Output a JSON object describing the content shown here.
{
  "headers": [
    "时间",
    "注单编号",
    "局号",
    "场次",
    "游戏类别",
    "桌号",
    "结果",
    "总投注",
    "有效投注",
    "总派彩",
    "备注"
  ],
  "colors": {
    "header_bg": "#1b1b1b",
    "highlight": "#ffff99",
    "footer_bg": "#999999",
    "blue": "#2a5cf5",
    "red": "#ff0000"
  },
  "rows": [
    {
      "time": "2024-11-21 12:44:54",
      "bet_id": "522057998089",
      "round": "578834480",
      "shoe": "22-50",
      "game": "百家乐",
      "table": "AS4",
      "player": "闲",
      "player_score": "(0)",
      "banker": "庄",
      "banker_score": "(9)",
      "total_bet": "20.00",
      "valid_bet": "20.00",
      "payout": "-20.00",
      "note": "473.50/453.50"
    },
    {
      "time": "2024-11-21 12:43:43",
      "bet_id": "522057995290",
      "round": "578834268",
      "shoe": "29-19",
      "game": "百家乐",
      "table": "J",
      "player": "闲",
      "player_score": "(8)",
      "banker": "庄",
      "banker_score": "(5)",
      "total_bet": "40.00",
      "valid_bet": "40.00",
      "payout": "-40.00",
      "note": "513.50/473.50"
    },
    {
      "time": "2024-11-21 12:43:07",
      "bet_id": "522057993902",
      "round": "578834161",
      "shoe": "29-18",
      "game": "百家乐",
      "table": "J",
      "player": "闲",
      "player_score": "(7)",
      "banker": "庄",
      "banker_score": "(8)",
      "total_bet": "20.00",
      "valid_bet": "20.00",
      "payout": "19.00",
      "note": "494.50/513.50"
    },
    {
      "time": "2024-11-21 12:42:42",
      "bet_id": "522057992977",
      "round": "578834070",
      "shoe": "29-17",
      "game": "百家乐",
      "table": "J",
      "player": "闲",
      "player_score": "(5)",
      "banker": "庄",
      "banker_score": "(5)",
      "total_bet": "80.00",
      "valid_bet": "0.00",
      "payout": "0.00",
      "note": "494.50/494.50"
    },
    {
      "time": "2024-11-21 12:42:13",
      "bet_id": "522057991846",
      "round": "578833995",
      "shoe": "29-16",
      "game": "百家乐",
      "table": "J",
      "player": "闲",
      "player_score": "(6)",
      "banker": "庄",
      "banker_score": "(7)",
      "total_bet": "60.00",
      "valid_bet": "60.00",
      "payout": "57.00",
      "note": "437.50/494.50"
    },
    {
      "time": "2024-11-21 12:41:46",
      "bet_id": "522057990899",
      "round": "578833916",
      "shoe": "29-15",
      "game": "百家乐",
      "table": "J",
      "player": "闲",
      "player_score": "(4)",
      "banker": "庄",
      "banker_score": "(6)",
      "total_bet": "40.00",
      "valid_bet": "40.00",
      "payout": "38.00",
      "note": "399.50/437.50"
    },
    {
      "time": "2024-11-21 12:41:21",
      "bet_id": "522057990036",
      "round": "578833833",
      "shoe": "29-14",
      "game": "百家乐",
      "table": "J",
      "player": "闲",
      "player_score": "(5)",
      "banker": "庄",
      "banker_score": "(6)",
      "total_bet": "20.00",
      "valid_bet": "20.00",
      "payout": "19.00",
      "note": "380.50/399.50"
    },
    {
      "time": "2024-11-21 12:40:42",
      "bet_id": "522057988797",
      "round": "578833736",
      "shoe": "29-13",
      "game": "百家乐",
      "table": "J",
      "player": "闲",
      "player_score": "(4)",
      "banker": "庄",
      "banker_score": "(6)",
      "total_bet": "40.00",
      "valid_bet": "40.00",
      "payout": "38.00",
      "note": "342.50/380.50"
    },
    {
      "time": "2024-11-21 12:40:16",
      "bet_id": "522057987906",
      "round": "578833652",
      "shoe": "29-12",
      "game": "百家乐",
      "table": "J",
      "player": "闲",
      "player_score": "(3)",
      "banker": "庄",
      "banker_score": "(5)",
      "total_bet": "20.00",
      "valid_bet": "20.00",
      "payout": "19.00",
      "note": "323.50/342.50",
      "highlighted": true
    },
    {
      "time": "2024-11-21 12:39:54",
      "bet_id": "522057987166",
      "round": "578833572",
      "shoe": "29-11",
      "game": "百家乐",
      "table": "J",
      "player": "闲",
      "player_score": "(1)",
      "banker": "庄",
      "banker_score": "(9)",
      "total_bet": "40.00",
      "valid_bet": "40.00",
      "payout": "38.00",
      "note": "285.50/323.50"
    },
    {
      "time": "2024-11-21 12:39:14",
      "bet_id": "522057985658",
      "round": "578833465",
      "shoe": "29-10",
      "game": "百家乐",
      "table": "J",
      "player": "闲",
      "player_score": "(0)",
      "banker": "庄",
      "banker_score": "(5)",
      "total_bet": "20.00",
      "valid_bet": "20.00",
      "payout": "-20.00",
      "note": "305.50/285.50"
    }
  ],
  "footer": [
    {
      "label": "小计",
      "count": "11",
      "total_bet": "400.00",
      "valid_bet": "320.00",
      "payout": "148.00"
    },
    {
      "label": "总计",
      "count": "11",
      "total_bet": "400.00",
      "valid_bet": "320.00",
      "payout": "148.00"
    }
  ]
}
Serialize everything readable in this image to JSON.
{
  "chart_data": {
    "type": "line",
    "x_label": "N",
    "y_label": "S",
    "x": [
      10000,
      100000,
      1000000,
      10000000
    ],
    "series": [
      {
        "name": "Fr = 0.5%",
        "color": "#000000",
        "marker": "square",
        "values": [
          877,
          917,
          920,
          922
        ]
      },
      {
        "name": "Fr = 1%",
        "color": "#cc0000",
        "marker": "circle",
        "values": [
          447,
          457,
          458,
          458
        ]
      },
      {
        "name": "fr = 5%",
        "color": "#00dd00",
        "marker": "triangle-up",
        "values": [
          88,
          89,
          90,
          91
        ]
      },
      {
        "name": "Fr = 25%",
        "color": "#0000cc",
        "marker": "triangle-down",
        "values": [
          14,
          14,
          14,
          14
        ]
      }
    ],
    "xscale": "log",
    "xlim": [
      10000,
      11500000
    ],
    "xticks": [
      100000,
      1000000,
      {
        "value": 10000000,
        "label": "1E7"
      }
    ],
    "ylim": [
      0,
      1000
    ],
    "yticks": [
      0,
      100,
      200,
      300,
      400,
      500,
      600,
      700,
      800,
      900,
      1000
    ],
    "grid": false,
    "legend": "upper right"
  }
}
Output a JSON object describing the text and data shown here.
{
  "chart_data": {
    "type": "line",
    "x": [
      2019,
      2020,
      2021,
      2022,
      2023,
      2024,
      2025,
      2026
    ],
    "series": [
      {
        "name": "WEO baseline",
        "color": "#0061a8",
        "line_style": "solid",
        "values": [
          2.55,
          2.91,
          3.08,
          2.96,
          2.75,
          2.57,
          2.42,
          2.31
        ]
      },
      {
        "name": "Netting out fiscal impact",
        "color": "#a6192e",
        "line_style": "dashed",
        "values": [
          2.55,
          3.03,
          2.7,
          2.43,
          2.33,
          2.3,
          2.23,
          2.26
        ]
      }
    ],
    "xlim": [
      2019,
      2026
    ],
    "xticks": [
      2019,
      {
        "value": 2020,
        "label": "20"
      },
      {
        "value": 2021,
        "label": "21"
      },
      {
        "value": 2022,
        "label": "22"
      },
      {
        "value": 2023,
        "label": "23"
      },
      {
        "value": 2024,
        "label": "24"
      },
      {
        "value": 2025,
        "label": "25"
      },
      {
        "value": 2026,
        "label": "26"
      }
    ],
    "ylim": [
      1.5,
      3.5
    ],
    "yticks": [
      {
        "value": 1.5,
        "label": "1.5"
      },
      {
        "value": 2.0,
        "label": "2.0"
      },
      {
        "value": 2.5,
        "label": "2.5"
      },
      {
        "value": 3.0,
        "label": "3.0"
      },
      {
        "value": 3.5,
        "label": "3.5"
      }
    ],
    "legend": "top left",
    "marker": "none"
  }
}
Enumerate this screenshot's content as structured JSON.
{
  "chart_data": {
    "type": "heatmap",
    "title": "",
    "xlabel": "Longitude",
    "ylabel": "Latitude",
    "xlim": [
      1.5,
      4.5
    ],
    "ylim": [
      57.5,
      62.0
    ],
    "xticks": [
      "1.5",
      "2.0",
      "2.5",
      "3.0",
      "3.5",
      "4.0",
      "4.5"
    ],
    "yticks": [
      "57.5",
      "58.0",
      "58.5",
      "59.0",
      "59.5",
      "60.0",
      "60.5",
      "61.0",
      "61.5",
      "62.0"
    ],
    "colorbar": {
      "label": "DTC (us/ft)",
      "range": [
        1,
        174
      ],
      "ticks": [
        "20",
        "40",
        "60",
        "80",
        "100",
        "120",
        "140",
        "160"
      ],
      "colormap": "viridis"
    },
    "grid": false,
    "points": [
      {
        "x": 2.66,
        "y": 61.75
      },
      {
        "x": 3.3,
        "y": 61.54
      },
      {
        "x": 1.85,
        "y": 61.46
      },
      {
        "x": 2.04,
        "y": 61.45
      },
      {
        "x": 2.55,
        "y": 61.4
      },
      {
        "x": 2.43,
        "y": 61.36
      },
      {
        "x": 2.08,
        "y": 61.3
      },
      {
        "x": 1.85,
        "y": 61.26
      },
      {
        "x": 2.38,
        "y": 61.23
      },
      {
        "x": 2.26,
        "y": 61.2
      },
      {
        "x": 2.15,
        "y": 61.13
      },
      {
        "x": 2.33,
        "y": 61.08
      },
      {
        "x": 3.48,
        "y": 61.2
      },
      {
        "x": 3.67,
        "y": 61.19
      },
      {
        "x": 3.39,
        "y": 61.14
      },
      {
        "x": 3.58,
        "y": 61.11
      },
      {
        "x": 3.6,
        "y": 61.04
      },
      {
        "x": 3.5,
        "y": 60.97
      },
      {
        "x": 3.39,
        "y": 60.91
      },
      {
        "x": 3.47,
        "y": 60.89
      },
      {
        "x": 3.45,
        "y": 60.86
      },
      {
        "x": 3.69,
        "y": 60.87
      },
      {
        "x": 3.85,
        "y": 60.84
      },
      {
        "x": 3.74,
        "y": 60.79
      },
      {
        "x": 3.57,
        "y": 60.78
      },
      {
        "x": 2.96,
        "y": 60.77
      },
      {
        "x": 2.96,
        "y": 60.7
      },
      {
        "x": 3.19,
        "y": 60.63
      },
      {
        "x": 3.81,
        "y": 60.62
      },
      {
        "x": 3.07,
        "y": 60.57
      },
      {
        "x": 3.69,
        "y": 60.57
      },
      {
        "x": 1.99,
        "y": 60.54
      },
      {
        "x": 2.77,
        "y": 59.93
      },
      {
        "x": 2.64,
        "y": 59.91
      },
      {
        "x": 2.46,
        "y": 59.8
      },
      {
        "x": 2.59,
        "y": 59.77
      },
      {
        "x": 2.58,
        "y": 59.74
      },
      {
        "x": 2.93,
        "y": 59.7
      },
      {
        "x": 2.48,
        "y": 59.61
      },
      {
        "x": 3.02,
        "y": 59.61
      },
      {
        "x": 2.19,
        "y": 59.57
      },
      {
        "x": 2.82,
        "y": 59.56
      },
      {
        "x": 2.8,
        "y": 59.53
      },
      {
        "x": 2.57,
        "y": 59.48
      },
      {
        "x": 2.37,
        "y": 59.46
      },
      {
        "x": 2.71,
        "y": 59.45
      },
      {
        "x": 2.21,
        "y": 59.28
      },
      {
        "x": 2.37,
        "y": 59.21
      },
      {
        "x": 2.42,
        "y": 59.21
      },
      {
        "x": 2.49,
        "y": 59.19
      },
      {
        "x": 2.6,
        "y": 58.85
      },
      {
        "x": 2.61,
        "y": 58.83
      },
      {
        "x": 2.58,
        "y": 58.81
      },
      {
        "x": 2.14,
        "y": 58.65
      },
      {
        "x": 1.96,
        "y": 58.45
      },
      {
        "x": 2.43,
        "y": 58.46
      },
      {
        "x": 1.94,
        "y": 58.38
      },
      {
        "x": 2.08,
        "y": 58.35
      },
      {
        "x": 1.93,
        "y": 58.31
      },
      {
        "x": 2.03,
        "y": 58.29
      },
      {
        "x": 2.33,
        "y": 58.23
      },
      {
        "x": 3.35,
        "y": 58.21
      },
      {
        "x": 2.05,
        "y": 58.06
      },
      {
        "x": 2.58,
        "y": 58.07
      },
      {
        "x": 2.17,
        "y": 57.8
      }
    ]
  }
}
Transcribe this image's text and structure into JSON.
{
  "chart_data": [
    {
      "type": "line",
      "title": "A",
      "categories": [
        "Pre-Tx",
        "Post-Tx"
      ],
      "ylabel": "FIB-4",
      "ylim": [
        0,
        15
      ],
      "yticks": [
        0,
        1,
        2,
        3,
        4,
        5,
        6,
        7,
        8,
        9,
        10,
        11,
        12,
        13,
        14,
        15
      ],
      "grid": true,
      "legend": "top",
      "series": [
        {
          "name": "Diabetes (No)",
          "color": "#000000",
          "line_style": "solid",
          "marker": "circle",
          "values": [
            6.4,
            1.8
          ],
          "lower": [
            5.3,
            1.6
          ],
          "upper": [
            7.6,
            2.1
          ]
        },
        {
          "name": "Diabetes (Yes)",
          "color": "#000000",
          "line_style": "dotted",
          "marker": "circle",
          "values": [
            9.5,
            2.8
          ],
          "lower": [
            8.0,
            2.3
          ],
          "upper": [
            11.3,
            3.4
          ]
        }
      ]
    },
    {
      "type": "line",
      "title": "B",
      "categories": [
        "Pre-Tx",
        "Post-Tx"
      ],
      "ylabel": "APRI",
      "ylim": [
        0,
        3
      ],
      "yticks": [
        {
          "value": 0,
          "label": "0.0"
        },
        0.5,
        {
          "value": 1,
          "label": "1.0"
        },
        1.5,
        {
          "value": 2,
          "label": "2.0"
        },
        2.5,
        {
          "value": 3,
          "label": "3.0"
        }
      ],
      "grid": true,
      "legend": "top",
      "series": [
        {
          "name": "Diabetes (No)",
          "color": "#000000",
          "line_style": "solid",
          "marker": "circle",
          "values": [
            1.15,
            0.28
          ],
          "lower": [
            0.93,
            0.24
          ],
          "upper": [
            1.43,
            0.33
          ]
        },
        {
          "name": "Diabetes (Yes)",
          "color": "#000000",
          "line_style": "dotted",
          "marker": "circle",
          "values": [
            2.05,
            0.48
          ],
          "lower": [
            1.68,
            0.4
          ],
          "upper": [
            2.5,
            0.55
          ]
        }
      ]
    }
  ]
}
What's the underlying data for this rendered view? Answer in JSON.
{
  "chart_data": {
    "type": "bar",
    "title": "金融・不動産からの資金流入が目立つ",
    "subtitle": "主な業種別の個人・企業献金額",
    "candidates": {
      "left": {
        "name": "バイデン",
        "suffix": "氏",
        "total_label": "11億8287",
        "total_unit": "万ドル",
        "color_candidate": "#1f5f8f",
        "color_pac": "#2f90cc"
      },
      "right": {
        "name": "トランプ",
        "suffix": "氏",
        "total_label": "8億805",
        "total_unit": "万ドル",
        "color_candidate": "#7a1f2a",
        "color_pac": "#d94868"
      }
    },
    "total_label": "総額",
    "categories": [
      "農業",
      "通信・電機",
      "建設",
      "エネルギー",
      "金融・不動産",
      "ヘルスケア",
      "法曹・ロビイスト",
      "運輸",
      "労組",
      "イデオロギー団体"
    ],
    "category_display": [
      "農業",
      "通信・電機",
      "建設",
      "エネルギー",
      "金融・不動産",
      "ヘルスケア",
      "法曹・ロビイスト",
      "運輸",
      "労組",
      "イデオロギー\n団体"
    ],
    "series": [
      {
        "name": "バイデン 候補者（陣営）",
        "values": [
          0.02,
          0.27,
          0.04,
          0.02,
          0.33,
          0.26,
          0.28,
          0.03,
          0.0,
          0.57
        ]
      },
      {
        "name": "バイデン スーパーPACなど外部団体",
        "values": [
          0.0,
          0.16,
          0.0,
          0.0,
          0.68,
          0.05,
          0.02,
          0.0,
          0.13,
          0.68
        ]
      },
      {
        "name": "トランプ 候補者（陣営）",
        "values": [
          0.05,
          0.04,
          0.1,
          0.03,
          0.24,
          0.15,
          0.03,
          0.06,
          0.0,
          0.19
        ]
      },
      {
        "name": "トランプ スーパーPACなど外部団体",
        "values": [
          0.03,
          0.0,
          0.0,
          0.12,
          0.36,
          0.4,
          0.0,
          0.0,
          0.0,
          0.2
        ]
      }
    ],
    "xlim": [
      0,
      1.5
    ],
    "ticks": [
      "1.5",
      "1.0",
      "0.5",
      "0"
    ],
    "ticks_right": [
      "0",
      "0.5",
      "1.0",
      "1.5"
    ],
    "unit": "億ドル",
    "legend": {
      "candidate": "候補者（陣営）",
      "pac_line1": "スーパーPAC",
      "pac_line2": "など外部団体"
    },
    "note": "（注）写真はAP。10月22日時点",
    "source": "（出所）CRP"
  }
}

────────────────────────────────────────

● **Work to complete**
Identify how many lines in the entries above include the string "text", then state that number alone.

● **Answer for the task**
2